### TASK DETAILS
Copy out all lines of the records in which the word "name" appears.

### RECORDS FOR PROCESSING
◇ ◇ ◇ ◇ ◇

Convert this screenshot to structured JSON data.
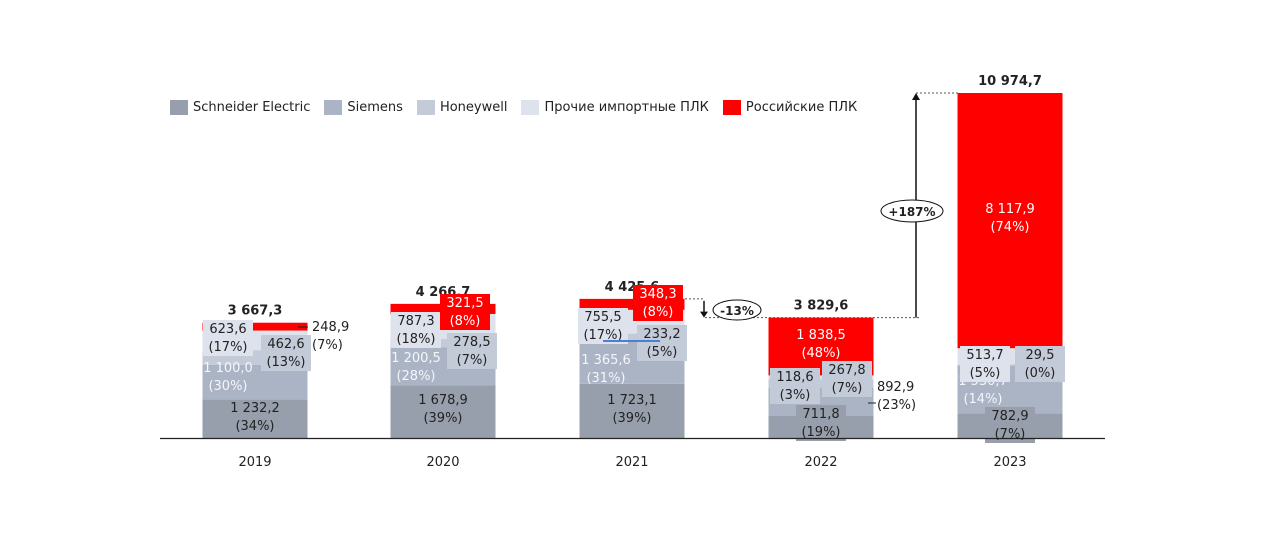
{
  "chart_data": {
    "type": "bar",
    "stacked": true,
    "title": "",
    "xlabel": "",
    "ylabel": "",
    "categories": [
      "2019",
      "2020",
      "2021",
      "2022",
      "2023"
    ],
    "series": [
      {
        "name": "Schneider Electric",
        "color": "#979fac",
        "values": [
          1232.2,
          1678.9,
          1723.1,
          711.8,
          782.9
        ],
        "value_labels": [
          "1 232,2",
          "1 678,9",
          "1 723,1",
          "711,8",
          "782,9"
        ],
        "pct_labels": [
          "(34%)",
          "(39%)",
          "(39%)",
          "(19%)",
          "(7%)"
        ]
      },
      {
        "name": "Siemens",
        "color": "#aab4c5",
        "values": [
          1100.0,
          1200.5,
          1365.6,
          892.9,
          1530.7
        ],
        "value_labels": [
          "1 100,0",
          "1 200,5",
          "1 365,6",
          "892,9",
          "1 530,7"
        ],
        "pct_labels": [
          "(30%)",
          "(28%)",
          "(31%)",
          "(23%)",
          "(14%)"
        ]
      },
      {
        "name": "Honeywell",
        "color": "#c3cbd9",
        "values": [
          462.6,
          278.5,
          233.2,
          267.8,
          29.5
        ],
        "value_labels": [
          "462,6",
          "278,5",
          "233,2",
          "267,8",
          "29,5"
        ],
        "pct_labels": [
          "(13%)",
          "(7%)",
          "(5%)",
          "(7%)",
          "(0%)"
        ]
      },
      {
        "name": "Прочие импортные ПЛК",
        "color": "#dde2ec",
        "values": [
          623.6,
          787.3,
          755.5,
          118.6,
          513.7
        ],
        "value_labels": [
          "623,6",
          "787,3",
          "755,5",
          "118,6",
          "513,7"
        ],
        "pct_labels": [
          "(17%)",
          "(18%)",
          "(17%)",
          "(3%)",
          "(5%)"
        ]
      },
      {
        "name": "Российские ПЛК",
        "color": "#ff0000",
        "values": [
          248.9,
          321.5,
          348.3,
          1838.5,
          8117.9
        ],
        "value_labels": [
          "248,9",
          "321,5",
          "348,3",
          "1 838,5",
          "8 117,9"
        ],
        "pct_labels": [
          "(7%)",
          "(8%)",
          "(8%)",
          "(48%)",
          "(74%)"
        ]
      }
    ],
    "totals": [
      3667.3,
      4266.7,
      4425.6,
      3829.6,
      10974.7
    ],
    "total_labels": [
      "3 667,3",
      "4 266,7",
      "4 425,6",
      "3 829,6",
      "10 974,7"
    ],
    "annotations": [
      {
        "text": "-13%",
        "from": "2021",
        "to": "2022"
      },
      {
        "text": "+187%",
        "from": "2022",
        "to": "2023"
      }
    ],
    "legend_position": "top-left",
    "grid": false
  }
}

◇ ◇ ◇ ◇ ◇

### SOLUTION TO THE EXERCISE
        "name": "Schneider Electric",
        "name": "Siemens",
        "name": "Honeywell",
        "name": "Прочие импортные ПЛК",
        "name": "Российские ПЛК",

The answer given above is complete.